(Collected data entries)
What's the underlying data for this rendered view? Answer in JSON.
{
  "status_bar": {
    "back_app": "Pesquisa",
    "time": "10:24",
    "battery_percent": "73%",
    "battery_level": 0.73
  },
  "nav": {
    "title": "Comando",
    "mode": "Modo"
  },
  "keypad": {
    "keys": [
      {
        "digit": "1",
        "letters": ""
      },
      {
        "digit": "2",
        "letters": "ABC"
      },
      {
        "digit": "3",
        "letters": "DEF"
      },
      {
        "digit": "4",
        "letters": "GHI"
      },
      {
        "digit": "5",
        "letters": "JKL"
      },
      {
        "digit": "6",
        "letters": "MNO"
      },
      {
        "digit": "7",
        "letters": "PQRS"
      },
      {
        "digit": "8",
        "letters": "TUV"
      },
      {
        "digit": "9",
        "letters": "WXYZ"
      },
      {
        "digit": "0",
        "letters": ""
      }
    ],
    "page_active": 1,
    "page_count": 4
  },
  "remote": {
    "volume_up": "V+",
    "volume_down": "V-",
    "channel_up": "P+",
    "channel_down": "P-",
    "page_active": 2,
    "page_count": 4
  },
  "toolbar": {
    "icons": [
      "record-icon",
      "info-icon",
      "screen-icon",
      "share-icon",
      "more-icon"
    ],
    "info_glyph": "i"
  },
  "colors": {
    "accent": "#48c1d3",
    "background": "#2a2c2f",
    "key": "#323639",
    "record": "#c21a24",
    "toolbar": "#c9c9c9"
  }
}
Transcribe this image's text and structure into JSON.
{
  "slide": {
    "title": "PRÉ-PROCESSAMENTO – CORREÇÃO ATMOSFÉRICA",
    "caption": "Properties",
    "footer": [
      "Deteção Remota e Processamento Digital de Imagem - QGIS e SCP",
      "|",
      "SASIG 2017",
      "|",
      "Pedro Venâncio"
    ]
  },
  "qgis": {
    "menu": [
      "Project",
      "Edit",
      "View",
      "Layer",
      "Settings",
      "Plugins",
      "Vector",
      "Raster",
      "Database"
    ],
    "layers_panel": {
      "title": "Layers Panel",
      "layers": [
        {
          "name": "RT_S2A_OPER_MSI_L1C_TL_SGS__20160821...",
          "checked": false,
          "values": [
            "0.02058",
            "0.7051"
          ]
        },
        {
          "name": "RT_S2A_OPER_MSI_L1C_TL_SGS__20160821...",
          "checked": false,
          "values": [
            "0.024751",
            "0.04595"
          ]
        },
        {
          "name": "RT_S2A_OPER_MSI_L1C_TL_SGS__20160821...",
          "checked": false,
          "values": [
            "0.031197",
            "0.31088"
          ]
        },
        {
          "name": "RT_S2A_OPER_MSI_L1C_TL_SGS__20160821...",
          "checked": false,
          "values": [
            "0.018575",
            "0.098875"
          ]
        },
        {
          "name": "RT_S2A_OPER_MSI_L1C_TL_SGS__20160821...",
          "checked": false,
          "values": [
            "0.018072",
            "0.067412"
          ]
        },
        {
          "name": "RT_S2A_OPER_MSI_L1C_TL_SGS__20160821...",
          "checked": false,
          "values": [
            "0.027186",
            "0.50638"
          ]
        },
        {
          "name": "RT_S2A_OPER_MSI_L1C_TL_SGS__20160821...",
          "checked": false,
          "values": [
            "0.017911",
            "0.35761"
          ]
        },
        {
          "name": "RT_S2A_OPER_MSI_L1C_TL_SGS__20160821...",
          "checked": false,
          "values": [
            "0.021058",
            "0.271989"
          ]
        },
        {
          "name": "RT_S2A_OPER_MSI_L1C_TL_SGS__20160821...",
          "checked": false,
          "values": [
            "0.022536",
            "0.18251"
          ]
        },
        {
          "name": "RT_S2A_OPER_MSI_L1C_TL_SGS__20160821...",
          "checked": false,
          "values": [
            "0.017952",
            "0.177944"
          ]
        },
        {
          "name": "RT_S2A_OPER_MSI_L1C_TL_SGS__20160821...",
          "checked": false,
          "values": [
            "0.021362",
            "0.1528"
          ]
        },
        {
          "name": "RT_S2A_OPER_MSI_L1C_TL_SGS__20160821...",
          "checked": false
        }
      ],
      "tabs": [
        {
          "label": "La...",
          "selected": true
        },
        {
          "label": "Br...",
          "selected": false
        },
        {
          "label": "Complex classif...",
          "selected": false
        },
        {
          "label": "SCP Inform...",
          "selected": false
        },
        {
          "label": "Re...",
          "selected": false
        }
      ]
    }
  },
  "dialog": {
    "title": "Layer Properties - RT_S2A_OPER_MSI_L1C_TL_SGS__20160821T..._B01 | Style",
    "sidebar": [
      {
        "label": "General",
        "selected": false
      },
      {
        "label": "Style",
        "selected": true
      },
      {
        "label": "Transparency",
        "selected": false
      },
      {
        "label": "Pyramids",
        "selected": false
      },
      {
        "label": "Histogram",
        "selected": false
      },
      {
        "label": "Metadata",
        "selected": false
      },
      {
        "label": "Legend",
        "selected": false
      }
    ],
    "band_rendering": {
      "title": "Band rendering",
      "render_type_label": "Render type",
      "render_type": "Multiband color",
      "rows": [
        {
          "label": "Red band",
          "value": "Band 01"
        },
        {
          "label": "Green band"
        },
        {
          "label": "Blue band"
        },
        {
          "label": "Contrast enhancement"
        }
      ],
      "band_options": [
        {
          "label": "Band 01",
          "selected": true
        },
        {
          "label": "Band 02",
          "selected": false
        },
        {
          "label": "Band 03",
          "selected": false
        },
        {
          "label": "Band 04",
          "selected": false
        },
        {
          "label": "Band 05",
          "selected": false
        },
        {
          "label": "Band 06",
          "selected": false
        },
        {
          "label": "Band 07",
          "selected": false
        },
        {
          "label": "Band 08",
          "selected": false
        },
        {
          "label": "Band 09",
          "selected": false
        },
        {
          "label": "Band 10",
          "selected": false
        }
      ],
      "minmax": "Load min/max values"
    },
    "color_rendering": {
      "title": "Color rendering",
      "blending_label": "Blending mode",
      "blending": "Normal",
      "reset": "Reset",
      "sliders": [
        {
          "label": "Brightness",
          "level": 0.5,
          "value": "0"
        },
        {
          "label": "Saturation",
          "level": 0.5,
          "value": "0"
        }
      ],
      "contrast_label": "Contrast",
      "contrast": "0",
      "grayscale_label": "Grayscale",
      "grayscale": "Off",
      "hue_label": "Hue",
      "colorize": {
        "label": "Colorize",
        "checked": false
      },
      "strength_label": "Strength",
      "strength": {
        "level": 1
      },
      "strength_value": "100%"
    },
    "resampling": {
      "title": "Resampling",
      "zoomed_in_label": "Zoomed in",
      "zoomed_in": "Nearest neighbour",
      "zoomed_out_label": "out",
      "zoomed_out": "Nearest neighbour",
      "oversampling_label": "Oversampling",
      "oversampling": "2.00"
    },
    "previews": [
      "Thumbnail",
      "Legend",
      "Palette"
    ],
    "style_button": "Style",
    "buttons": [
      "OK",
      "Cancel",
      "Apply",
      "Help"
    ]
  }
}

## Exercise aim
Looking at the material above, count the lines containing the string "letters" and reply with the count alone.

## Full response
10